## Given data:
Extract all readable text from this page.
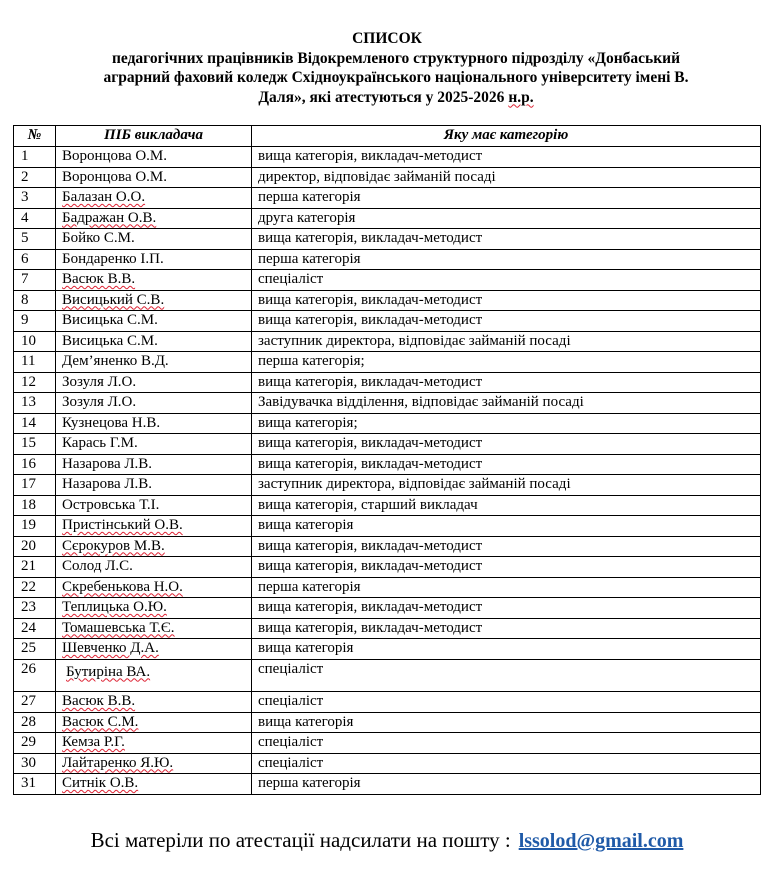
СПИСОК
педагогічних працівників Відокремленого структурного підрозділу «Донбаський
аграрний фаховий коледж Східноукраїнського національного університету імені В.
Даля», які атестуються у 2025-2026 н.р.
№	ПІБ викладача	Яку має категорію
1	Воронцова О.М.	вища категорія, викладач-методист
2	Воронцова О.М.	директор, відповідає займаній посаді
3	Балазан О.О.	перша категорія
4	Бадражан О.В.	друга категорія
5	Бойко С.М.	вища категорія, викладач-методист
6	Бондаренко І.П.	перша категорія
7	Васюк В.В.	спеціаліст
8	Висицький С.В.	вища категорія, викладач-методист
9	Висицька С.М.	вища категорія, викладач-методист
10	Висицька С.М.	заступник директора, відповідає займаній посаді
11	Дем’яненко В.Д.	перша категорія;
12	Зозуля Л.О.	вища категорія, викладач-методист
13	Зозуля Л.О.	Завідувачка відділення, відповідає займаній посаді
14	Кузнецова Н.В.	вища категорія;
15	Карась Г.М.	вища категорія, викладач-методист
16	Назарова Л.В.	вища категорія, викладач-методист
17	Назарова Л.В.	заступник директора, відповідає займаній посаді
18	Островська Т.І.	вища категорія, старший викладач
19	Пристінський О.В.	вища категорія
20	Сєрокуров М.В.	вища категорія, викладач-методист
21	Солод Л.С.	вища категорія, викладач-методист
22	Скребенькова Н.О.	перша категорія
23	Теплицька О.Ю.	вища категорія, викладач-методист
24	Томашевська Т.Є.	вища категорія, викладач-методист
25	Шевченко Д.А.	вища категорія
26	Бутиріна ВА.	спеціаліст
27	Васюк В.В.	спеціаліст
28	Васюк С.М.	вища категорія
29	Кемза Р.Г.	спеціаліст
30	Лайтаренко Я.Ю.	спеціаліст
31	Ситнік О.В.	перша категорія
Всі матеріли по атестації надсилати на пошту : lssolod@gmail.com
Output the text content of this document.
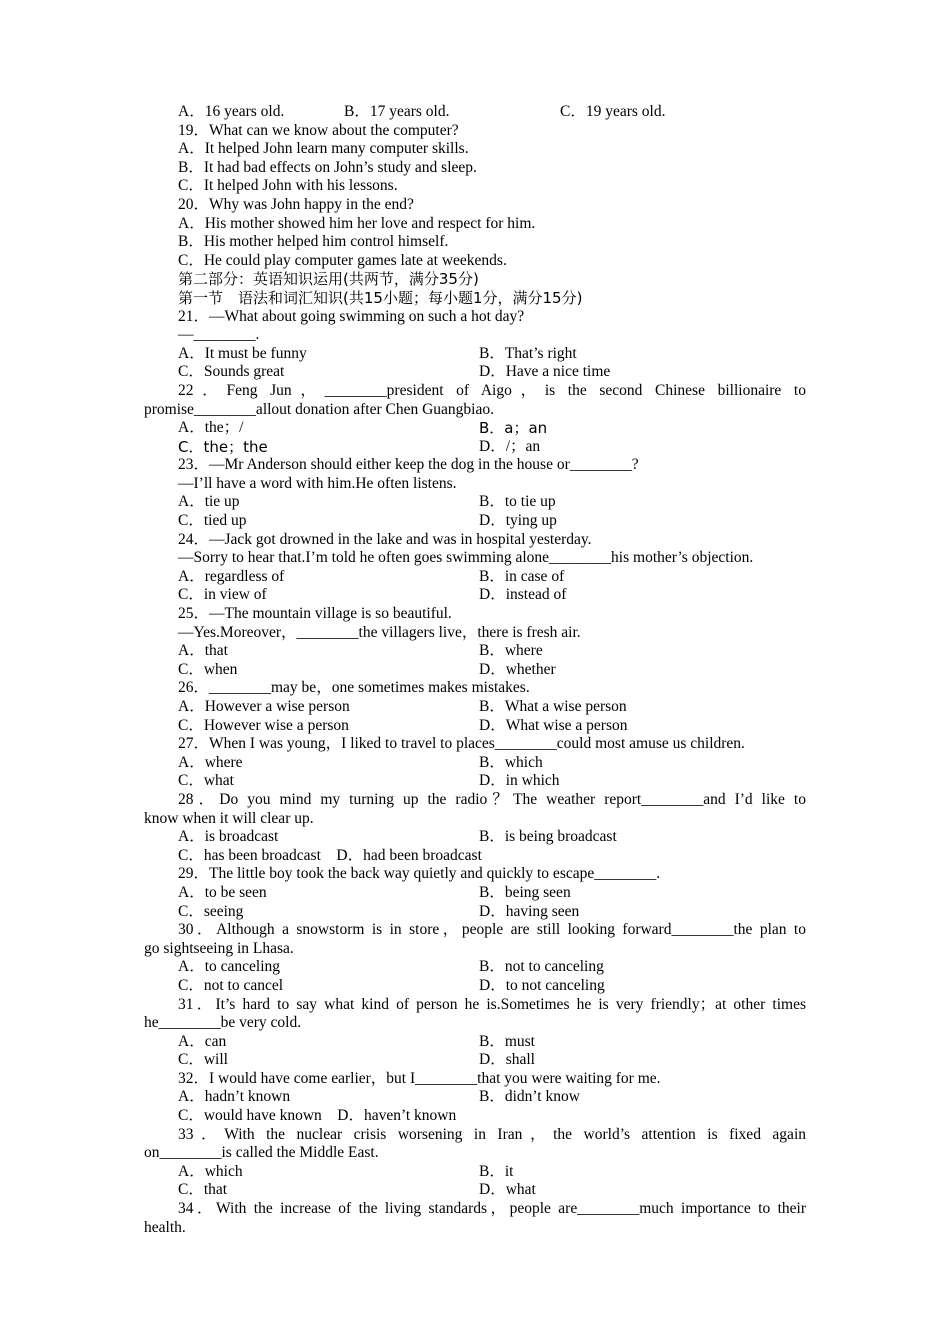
A．16 years old.	B．17 years old.	C．19 years old.
19．What can we know about the computer?
A．It helped John learn many computer skills.
B．It had bad effects on John’s study and sleep.
C．It helped John with his lessons.
20．Why was John happy in the end?
A．His mother showed him her love and respect for him.
B．His mother helped him control himself.
C．He could play computer games late at weekends.
第二部分：英语知识运用(共两节，满分35分)
第一节　语法和词汇知识(共15小题；每小题1分，满分15分)
21．—What about going swimming on such a hot day?
—________.
A．It must be funny	B．That’s right
C．Sounds great	D．Have a nice time
22．Feng Jun，________president of Aigo，is the second Chinese billionaire to
promise________allout donation after Chen Guangbiao.
A．the；/	B．a；an
C．the；the	D．/；an
23．—Mr Anderson should either keep the dog in the house or________?
—I’ll have a word with him.He often listens.
A．tie up	B．to tie up
C．tied up	D．tying up
24．—Jack got drowned in the lake and was in hospital yesterday.
—Sorry to hear that.I’m told he often goes swimming alone________his mother’s objection.
A．regardless of	B．in case of
C．in view of	D．instead of
25．—The mountain village is so beautiful.
—Yes.Moreover，________the villagers live，there is fresh air.
A．that	B．where
C．when	D．whether
26．________may be，one sometimes makes mistakes.
A．However a wise person	B．What a wise person
C．However wise a person	D．What wise a person
27．When I was young，I liked to travel to places________could most amuse us children.
A．where	B．which
C．what	D．in which
28．Do you mind my turning up the radio？The weather report________and I’d like to
know when it will clear up.
A．is broadcast	B．is being broadcast
C．has been broadcast　D．had been broadcast
29．The little boy took the back way quietly and quickly to escape________.
A．to be seen	B．being seen
C．seeing	D．having seen
30．Although a snowstorm is in store，people are still looking forward________the plan to
go sightseeing in Lhasa.
A．to canceling	B．not to canceling
C．not to cancel	D．to not canceling
31．It’s hard to say what kind of person he is.Sometimes he is very friendly；at other times
he________be very cold.
A．can	B．must
C．will	D．shall
32．I would have come earlier，but I________that you were waiting for me.
A．hadn’t known	B．didn’t know
C．would have known　D．haven’t known
33．With the nuclear crisis worsening in Iran，the world’s attention is fixed again
on________is called the Middle East.
A．which	B．it
C．that	D．what
34．With the increase of the living standards，people are________much importance to their
health.
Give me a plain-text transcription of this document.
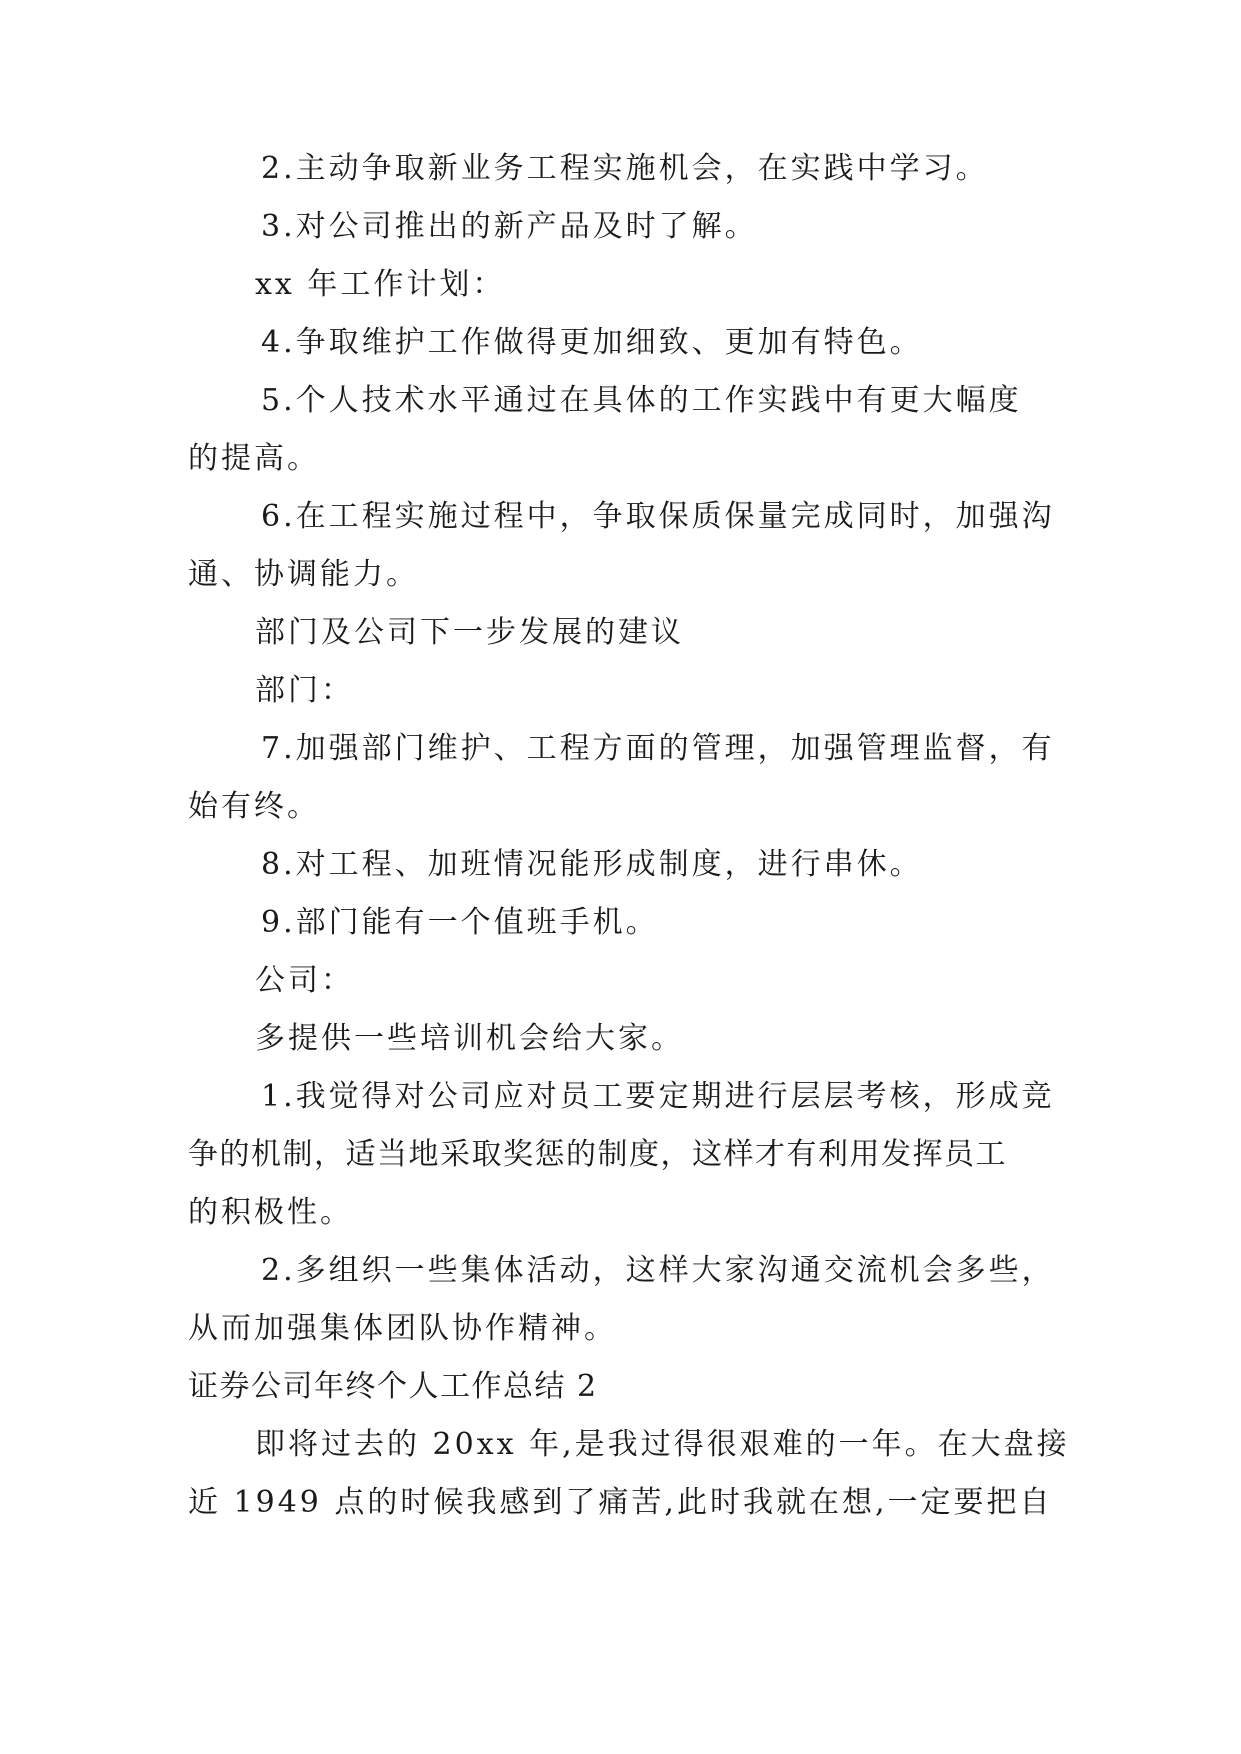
2.主动争取新业务工程实施机会，在实践中学习。
3.对公司推出的新产品及时了解。
xx 年工作计划：
4.争取维护工作做得更加细致、更加有特色。
5.个人技术水平通过在具体的工作实践中有更大幅度
的提高。
6.在工程实施过程中，争取保质保量完成同时，加强沟
通、协调能力。
部门及公司下一步发展的建议
部门：
7.加强部门维护、工程方面的管理，加强管理监督，有
始有终。
8.对工程、加班情况能形成制度，进行串休。
9.部门能有一个值班手机。
公司：
多提供一些培训机会给大家。
1.我觉得对公司应对员工要定期进行层层考核，形成竞
争的机制，适当地采取奖惩的制度，这样才有利用发挥员工
的积极性。
2.多组织一些集体活动，这样大家沟通交流机会多些，
从而加强集体团队协作精神。
证券公司年终个人工作总结 2
即将过去的 20xx 年,是我过得很艰难的一年。在大盘接
近 1949 点的时候我感到了痛苦,此时我就在想,一定要把自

## Direction:
Every entry above should be duplicated exactly. Do not include the images.

## Task response:
Extract all readable text from this page.
СПИСОК
педагогічних працівників Відокремленого структурного підрозділу «Донбаський
аграрний фаховий коледж Східноукраїнського національного університету імені В.
Даля», які атестуються у 2025-2026 н.р.
№	ПІБ викладача	Яку має категорію
1	Воронцова О.М.	вища категорія, викладач-методист
2	Воронцова О.М.	директор, відповідає займаній посаді
3	Балазан О.О.	перша категорія
4	Бадражан О.В.	друга категорія
5	Бойко С.М.	вища категорія, викладач-методист
6	Бондаренко І.П.	перша категорія
7	Васюк В.В.	спеціаліст
8	Висицький С.В.	вища категорія, викладач-методист
9	Висицька С.М.	вища категорія, викладач-методист
10	Висицька С.М.	заступник директора, відповідає займаній посаді
11	Дем’яненко В.Д.	перша категорія;
12	Зозуля Л.О.	вища категорія, викладач-методист
13	Зозуля Л.О.	Завідувачка відділення, відповідає займаній посаді
14	Кузнецова Н.В.	вища категорія;
15	Карась Г.М.	вища категорія, викладач-методист
16	Назарова Л.В.	вища категорія, викладач-методист
17	Назарова Л.В.	заступник директора, відповідає займаній посаді
18	Островська Т.І.	вища категорія, старший викладач
19	Пристінський О.В.	вища категорія
20	Сєрокуров М.В.	вища категорія, викладач-методист
21	Солод Л.С.	вища категорія, викладач-методист
22	Скребенькова Н.О.	перша категорія
23	Теплицька О.Ю.	вища категорія, викладач-методист
24	Томашевська Т.Є.	вища категорія, викладач-методист
25	Шевченко Д.А.	вища категорія
26	Бутиріна ВА.	спеціаліст
27	Васюк В.В.	спеціаліст
28	Васюк С.М.	вища категорія
29	Кемза Р.Г.	спеціаліст
30	Лайтаренко Я.Ю.	спеціаліст
31	Ситнік О.В.	перша категорія
Всі матеріли по атестації надсилати на пошту : lssolod@gmail.com
Output the text content of this document.
A．16 years old.	B．17 years old.	C．19 years old.
19．What can we know about the computer?
A．It helped John learn many computer skills.
B．It had bad effects on John’s study and sleep.
C．It helped John with his lessons.
20．Why was John happy in the end?
A．His mother showed him her love and respect for him.
B．His mother helped him control himself.
C．He could play computer games late at weekends.
第二部分：英语知识运用(共两节，满分35分)
第一节　语法和词汇知识(共15小题；每小题1分，满分15分)
21．—What about going swimming on such a hot day?
—________.
A．It must be funny	B．That’s right
C．Sounds great	D．Have a nice time
22．Feng Jun，________president of Aigo，is the second Chinese billionaire to
promise________allout donation after Chen Guangbiao.
A．the；/	B．a；an
C．the；the	D．/；an
23．—Mr Anderson should either keep the dog in the house or________?
—I’ll have a word with him.He often listens.
A．tie up	B．to tie up
C．tied up	D．tying up
24．—Jack got drowned in the lake and was in hospital yesterday.
—Sorry to hear that.I’m told he often goes swimming alone________his mother’s objection.
A．regardless of	B．in case of
C．in view of	D．instead of
25．—The mountain village is so beautiful.
—Yes.Moreover，________the villagers live，there is fresh air.
A．that	B．where
C．when	D．whether
26．________may be，one sometimes makes mistakes.
A．However a wise person	B．What a wise person
C．However wise a person	D．What wise a person
27．When I was young，I liked to travel to places________could most amuse us children.
A．where	B．which
C．what	D．in which
28．Do you mind my turning up the radio？The weather report________and I’d like to
know when it will clear up.
A．is broadcast	B．is being broadcast
C．has been broadcast　D．had been broadcast
29．The little boy took the back way quietly and quickly to escape________.
A．to be seen	B．being seen
C．seeing	D．having seen
30．Although a snowstorm is in store，people are still looking forward________the plan to
go sightseeing in Lhasa.
A．to canceling	B．not to canceling
C．not to cancel	D．to not canceling
31．It’s hard to say what kind of person he is.Sometimes he is very friendly；at other times
he________be very cold.
A．can	B．must
C．will	D．shall
32．I would have come earlier，but I________that you were waiting for me.
A．hadn’t known	B．didn’t know
C．would have known　D．haven’t known
33．With the nuclear crisis worsening in Iran，the world’s attention is fixed again
on________is called the Middle East.
A．which	B．it
C．that	D．what
34．With the increase of the living standards，people are________much importance to their
health.
Give me a plain-text transcription of this document.
2.主动争取新业务工程实施机会，在实践中学习。
3.对公司推出的新产品及时了解。
xx 年工作计划：
4.争取维护工作做得更加细致、更加有特色。
5.个人技术水平通过在具体的工作实践中有更大幅度
的提高。
6.在工程实施过程中，争取保质保量完成同时，加强沟
通、协调能力。
部门及公司下一步发展的建议
部门：
7.加强部门维护、工程方面的管理，加强管理监督，有
始有终。
8.对工程、加班情况能形成制度，进行串休。
9.部门能有一个值班手机。
公司：
多提供一些培训机会给大家。
1.我觉得对公司应对员工要定期进行层层考核，形成竞
争的机制，适当地采取奖惩的制度，这样才有利用发挥员工
的积极性。
2.多组织一些集体活动，这样大家沟通交流机会多些，
从而加强集体团队协作精神。
证券公司年终个人工作总结 2
即将过去的 20xx 年,是我过得很艰难的一年。在大盘接
近 1949 点的时候我感到了痛苦,此时我就在想,一定要把自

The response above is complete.